### [TASK INSTRUCTIONS]
Transcribe the records that follow exactly. Skip the pictures.

### [STORED RECORDS]
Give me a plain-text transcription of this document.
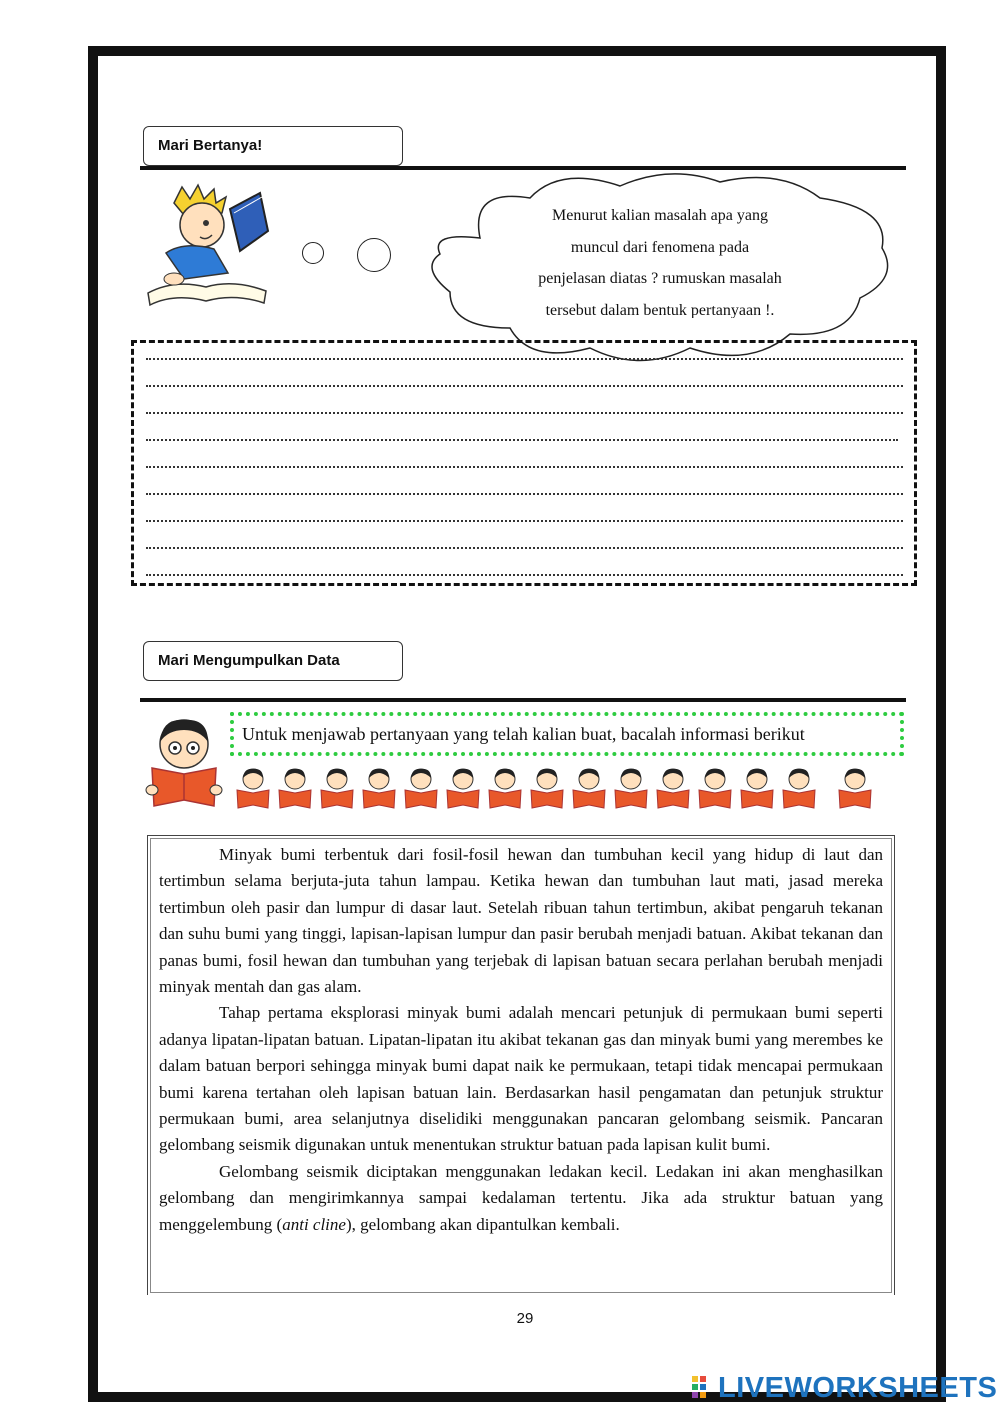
Mari Bertanya!
Menurut kalian masalah apa yang
muncul dari fenomena pada
penjelasan diatas ? rumuskan masalah
tersebut dalam bentuk pertanyaan !.
Mari Mengumpulkan Data
Untuk menjawab pertanyaan yang telah kalian buat, bacalah informasi berikut

Minyak bumi terbentuk dari fosil-fosil hewan dan tumbuhan kecil yang hidup di laut dan tertimbun selama berjuta-juta tahun lampau. Ketika hewan dan tumbuhan laut mati, jasad mereka tertimbun oleh pasir dan lumpur di dasar laut. Setelah ribuan tahun tertimbun, akibat pengaruh tekanan dan suhu bumi yang tinggi, lapisan-lapisan lumpur dan pasir berubah menjadi batuan. Akibat tekanan dan panas bumi, fosil hewan dan tumbuhan yang terjebak di lapisan batuan secara perlahan berubah menjadi minyak mentah dan gas alam.

Tahap pertama eksplorasi minyak bumi adalah mencari petunjuk di permukaan bumi seperti adanya lipatan-lipatan batuan. Lipatan-lipatan itu akibat tekanan gas dan minyak bumi yang merembes ke dalam batuan berpori sehingga minyak bumi dapat naik ke permukaan, tetapi tidak mencapai permukaan bumi karena tertahan oleh lapisan batuan lain. Berdasarkan hasil pengamatan dan petunjuk struktur permukaan bumi, area selanjutnya diselidiki menggunakan pancaran gelombang seismik. Pancaran gelombang seismik digunakan untuk menentukan struktur batuan pada lapisan kulit bumi.

Gelombang seismik diciptakan menggunakan ledakan kecil. Ledakan ini akan menghasilkan gelombang dan mengirimkannya sampai kedalaman tertentu. Jika ada struktur batuan yang menggelembung (anti cline), gelombang akan dipantulkan kembali.

29
LIVEWORKSHEETS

### [REPLY TO THE TASK]
Give me a plain-text transcription of this document.
Mari Bertanya!
Menurut kalian masalah apa yang
muncul dari fenomena pada
penjelasan diatas ? rumuskan masalah
tersebut dalam bentuk pertanyaan !.
Mari Mengumpulkan Data
Untuk menjawab pertanyaan yang telah kalian buat, bacalah informasi berikut

Minyak bumi terbentuk dari fosil-fosil hewan dan tumbuhan kecil yang hidup di laut dan tertimbun selama berjuta-juta tahun lampau. Ketika hewan dan tumbuhan laut mati, jasad mereka tertimbun oleh pasir dan lumpur di dasar laut. Setelah ribuan tahun tertimbun, akibat pengaruh tekanan dan suhu bumi yang tinggi, lapisan-lapisan lumpur dan pasir berubah menjadi batuan. Akibat tekanan dan panas bumi, fosil hewan dan tumbuhan yang terjebak di lapisan batuan secara perlahan berubah menjadi minyak mentah dan gas alam.

Tahap pertama eksplorasi minyak bumi adalah mencari petunjuk di permukaan bumi seperti adanya lipatan-lipatan batuan. Lipatan-lipatan itu akibat tekanan gas dan minyak bumi yang merembes ke dalam batuan berpori sehingga minyak bumi dapat naik ke permukaan, tetapi tidak mencapai permukaan bumi karena tertahan oleh lapisan batuan lain. Berdasarkan hasil pengamatan dan petunjuk struktur permukaan bumi, area selanjutnya diselidiki menggunakan pancaran gelombang seismik. Pancaran gelombang seismik digunakan untuk menentukan struktur batuan pada lapisan kulit bumi.

Gelombang seismik diciptakan menggunakan ledakan kecil. Ledakan ini akan menghasilkan gelombang dan mengirimkannya sampai kedalaman tertentu. Jika ada struktur batuan yang menggelembung (anti cline), gelombang akan dipantulkan kembali.

29
LIVEWORKSHEETS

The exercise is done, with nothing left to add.